===== Data provided

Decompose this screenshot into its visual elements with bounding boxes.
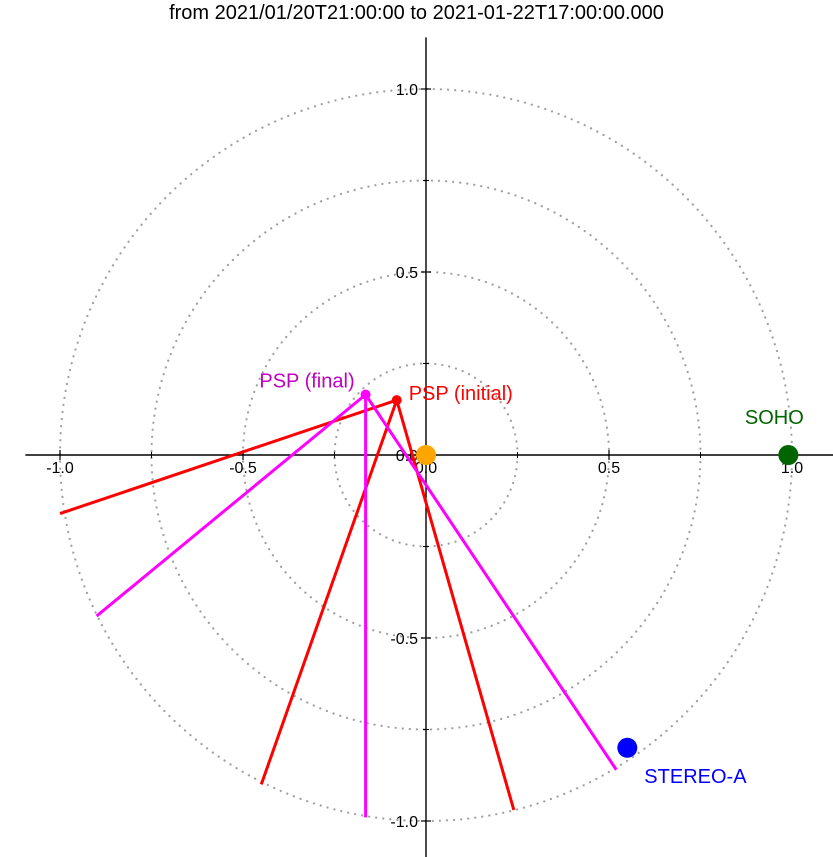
- x-tick-label: 0.0: [415, 460, 437, 477]
- y-tick-label: 0.5: [396, 265, 418, 282]
- label-psp-final: PSP (final): [259, 371, 354, 393]
- fov-line-psp-final-5: [364, 393, 618, 771]
- marker-sun: [416, 445, 436, 465]
- label-soho: SOHO: [745, 407, 804, 429]
- label-stereo-a: STEREO-A: [644, 766, 747, 788]
- fov-line-psp-initial-1: [259, 399, 399, 785]
- y-tick-label: 1.0: [396, 82, 418, 99]
- y-tick-label: -1.0: [390, 814, 418, 831]
- marker-psp-initial: [391, 395, 402, 406]
- marker-psp-final: [360, 389, 371, 400]
- fov-line-psp-initial-0: [59, 398, 398, 515]
- fov-line-psp-initial-2: [395, 399, 516, 811]
- marker-stereo-a: [617, 737, 638, 758]
- chart-title: from 2021/01/20T21:00:00 to 2021-01-22T1…: [169, 2, 664, 24]
- x-tick-label: 0.5: [598, 460, 620, 477]
- marker-soho: [778, 445, 799, 465]
- fov-line-psp-final-3: [95, 393, 367, 618]
- label-psp-initial: PSP (initial): [409, 383, 513, 405]
- y-tick-label: -0.5: [390, 631, 418, 648]
- x-tick-label: -0.5: [229, 460, 257, 477]
- x-tick-label: -1.0: [46, 460, 74, 477]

==========

Given task:
Update the lines between the one holding "- x-tick-label: 0.0: [415, 460, 437, 477]" and the one holding "- label-soho: SOHO: [745, 407, 804, 429]", inclusive, by replacing "marker-sun" with "marker-star" and leaving everything else unchanged. Return only those lines.

Result:
- x-tick-label: 0.0: [415, 460, 437, 477]
- y-tick-label: 0.5: [396, 265, 418, 282]
- label-psp-final: PSP (final): [259, 371, 354, 393]
- fov-line-psp-final-5: [364, 393, 618, 771]
- marker-star: [416, 445, 436, 465]
- label-soho: SOHO: [745, 407, 804, 429]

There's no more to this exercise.